> Selected passage
- Opening Delimiter -

SolarMax Technology enters the back half of May having just delivered its best quarterly revenue print in at least a year — and the stock is still down 9% on the week.
That gap between fundamentals and price is the central tension here. Q1 revenue came in at $14.8 million, more than double the $6.9 million reported in the same quarter a year ago. The loss per share narrowed to just one cent from three cents a year ago. The 10-Q dropped on May 15, and next Thursday (May 21) brings what the calendar lists as the next scheduled event. Yet the stock closed at $0.54, its lowest level in months, and is down more than 10% over the past 30 days.
The lending market tells a relatively relaxed story for a micro-cap under pressure. Short interest has actually been unwinding — down roughly 17% week-on-week to around 580,000 shares, and off more than 15% from a month ago. That compares with a peak near 920,000 shares in early April. At 1.4% of the free float, this is not a heavily shorted name, and the direction is clearly towards covering rather than building. Borrow availability is running at roughly 207% of current short interest — meaning there are more than twice as many shares available to lend as are currently borrowed — which puts this firmly in the normal-to-loose range. Cost to borrow has held steady, oscillating in a narrow band between 6.2% and 6.9% for most of the past six weeks, with no sign of a squeeze dynamic. The ORTEX short score of 51.1, which has drifted down from a month-high near 54, reinforces the read: shorts are modest and retreating, not building a conviction trade.
The ownership picture is dominated by insiders and strategic holders. The two largest holders by name — David Hsu (7.1%) and Changzhou Almaden (6.3%) — have reported no changes to their stakes since October 2025. Institutional ownership is thin. Vanguard added roughly 63,000 shares as of end-March, and BlackRock added around 19,000 shares through end-April, but both positions are well under 1.5% of shares. These are passive index flows, not active conviction bets. Two Sigma trimmed meaningfully — shedding around 162,000 shares as of year-end 2025 — which represents the most notable institutional exit in the recent filing history.

- Closing Delimiter -

> Entries provided
- Opening Delimiter -

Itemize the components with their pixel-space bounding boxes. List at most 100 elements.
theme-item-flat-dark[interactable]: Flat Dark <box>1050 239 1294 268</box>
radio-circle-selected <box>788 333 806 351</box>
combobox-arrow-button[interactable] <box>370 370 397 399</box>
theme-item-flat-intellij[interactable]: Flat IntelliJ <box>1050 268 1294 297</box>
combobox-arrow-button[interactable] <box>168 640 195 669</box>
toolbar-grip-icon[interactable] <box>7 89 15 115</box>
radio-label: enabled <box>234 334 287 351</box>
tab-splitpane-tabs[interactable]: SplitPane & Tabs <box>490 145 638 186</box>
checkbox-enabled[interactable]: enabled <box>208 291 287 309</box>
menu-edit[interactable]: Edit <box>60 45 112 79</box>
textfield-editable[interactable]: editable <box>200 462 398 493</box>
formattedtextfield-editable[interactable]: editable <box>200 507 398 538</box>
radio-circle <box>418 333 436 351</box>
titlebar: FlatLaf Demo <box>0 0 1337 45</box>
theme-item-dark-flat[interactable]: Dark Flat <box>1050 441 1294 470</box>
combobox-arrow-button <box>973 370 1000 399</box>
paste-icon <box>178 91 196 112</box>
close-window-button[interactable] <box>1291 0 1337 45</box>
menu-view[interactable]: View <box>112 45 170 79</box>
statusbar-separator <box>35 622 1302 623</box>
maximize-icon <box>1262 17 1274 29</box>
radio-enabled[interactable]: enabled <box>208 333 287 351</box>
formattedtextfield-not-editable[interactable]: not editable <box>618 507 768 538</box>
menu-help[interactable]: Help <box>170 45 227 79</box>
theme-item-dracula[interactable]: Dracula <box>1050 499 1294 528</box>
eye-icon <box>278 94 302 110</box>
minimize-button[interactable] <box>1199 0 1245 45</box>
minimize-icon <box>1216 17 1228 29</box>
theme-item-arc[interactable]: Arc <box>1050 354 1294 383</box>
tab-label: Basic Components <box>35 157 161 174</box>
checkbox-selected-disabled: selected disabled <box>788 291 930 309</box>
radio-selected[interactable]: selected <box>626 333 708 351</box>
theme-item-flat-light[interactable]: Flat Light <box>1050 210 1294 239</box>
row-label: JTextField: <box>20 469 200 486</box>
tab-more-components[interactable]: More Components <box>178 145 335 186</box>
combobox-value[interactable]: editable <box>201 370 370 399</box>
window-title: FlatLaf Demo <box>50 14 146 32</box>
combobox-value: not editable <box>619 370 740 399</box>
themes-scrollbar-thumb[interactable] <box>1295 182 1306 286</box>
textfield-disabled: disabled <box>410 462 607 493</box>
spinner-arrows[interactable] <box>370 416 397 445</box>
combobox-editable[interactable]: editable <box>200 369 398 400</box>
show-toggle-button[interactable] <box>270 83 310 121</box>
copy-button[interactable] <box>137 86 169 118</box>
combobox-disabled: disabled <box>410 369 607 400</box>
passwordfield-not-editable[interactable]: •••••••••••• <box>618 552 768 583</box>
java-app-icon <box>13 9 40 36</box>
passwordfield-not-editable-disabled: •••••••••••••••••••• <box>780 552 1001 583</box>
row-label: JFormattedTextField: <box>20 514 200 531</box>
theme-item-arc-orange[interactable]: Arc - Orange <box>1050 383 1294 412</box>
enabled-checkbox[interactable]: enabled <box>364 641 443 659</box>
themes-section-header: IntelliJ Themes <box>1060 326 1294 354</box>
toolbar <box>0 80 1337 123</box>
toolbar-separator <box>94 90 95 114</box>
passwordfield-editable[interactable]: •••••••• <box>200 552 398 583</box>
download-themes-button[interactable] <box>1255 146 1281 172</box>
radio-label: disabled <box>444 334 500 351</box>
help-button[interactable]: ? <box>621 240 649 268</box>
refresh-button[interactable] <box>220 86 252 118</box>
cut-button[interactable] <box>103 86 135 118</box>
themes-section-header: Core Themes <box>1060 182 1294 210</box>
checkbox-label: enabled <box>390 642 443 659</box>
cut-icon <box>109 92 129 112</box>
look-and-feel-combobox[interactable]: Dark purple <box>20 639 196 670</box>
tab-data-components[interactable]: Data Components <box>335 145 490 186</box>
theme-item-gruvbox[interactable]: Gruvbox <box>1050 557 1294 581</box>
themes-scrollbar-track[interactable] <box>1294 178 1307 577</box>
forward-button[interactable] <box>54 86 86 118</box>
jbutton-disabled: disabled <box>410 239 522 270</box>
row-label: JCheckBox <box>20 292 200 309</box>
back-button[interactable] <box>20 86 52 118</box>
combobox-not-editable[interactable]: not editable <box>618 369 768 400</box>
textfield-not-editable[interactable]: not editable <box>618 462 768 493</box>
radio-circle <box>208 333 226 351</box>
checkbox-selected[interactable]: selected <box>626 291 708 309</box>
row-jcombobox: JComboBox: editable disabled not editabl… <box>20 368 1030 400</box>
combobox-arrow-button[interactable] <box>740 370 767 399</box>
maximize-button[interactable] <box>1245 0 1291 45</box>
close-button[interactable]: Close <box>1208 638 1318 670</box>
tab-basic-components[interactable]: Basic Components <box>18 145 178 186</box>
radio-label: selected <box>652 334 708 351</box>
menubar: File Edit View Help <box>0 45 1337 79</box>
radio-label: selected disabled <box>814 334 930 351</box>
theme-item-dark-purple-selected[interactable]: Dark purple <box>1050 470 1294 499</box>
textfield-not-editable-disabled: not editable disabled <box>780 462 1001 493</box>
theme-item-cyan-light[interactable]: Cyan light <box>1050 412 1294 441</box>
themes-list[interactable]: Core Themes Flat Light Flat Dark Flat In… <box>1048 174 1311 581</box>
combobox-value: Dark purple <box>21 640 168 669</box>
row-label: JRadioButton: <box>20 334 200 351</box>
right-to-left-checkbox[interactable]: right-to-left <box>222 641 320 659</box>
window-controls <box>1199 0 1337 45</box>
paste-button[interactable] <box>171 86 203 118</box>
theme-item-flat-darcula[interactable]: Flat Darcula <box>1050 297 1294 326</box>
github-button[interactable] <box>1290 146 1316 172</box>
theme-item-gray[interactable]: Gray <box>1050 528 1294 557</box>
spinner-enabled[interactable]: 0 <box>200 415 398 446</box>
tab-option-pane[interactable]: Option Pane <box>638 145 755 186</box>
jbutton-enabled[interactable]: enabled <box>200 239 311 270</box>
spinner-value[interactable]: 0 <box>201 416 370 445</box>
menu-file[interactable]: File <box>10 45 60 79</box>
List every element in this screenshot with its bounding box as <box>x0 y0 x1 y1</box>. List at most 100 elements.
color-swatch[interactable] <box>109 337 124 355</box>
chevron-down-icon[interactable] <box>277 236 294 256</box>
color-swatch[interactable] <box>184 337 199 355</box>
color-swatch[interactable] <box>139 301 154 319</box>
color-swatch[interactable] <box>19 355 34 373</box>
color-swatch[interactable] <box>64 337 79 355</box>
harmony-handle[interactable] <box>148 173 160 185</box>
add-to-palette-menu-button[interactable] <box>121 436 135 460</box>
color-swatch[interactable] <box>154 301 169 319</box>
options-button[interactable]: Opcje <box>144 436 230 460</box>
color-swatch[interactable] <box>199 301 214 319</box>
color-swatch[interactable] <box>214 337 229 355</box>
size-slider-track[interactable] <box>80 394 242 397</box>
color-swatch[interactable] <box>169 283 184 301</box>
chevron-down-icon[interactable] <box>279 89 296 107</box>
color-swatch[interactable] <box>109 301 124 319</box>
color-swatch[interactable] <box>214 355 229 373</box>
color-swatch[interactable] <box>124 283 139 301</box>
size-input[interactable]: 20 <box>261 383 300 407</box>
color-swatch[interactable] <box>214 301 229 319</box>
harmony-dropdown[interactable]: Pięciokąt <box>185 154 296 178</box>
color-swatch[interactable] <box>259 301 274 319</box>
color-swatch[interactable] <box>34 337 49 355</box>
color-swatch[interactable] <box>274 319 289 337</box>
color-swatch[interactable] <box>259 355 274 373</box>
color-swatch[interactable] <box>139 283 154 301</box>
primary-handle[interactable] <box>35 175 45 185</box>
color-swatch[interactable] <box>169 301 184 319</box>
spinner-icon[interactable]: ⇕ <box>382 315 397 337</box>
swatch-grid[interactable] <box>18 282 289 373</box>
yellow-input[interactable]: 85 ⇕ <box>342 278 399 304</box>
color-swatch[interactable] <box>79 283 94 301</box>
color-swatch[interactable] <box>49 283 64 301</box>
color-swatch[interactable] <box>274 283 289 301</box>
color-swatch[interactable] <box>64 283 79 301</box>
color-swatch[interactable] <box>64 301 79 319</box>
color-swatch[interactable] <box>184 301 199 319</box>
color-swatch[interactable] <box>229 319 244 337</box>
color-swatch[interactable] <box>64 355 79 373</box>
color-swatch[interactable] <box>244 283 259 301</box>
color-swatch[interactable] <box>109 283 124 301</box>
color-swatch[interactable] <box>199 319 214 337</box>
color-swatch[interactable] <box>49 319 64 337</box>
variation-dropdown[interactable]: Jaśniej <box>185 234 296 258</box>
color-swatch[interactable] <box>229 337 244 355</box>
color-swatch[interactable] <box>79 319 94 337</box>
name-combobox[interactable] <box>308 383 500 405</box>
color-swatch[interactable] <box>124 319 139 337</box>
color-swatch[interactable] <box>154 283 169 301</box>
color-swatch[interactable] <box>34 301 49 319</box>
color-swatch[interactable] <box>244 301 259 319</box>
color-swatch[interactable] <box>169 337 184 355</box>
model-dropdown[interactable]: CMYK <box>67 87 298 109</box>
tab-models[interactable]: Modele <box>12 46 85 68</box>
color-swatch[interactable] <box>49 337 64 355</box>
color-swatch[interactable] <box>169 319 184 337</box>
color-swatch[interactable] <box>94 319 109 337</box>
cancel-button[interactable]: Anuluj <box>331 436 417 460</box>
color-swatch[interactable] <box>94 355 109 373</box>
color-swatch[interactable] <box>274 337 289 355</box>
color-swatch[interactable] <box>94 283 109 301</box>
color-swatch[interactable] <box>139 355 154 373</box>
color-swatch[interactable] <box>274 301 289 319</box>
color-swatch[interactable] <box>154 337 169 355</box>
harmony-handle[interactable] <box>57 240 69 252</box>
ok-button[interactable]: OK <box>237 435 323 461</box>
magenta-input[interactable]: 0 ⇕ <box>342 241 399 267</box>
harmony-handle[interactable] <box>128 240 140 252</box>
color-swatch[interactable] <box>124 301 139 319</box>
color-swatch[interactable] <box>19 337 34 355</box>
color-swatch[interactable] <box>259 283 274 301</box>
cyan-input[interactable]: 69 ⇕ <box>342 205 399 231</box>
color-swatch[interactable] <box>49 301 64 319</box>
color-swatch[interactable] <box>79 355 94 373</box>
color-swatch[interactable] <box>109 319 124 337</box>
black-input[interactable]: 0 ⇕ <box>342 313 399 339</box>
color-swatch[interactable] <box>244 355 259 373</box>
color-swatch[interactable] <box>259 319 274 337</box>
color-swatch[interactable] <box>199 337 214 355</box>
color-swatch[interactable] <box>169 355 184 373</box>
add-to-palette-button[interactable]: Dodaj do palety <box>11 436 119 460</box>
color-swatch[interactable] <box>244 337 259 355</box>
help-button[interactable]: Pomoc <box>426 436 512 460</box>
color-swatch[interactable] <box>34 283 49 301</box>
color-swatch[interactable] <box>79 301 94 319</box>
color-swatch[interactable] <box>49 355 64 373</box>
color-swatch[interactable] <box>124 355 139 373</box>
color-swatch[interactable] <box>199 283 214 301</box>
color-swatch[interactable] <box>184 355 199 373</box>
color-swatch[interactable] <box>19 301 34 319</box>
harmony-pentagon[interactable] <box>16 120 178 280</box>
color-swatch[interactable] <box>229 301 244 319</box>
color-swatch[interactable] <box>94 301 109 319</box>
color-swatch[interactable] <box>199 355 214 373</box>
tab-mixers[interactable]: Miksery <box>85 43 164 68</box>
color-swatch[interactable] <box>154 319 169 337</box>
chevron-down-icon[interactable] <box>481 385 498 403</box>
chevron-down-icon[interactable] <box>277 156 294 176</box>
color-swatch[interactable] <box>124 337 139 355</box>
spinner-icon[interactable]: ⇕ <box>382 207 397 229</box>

- Closing Delimiter -

> Problems and tasks
- A) Reproduce the SolarMax passage word for word from "The ownership picture" to "recent filing history.".
- B) Which shareholders, individual or institutional, does the SolarMax passage name?
The items come from a separate source and are unrelated to the SolarMax passage.

> Results by task
- A)
The ownership picture is dominated by insiders and strategic holders. The two largest holders by name — David Hsu (7.1%) and Changzhou Almaden (6.3%) — have reported no changes to their stakes since October 2025. Institutional ownership is thin. Vanguard added roughly 63,000 shares as of end-March, and BlackRock added around 19,000 shares through end-April, but both positions are well under 1.5% of shares. These are passive index flows, not active conviction bets. Two Sigma trimmed meaningfully — shedding around 162,000 shares as of year-end 2025 — which represents the most notable institutional exit in the recent filing history.

- B) David Hsu, Changzhou Almaden, Vanguard, BlackRock, Two Sigma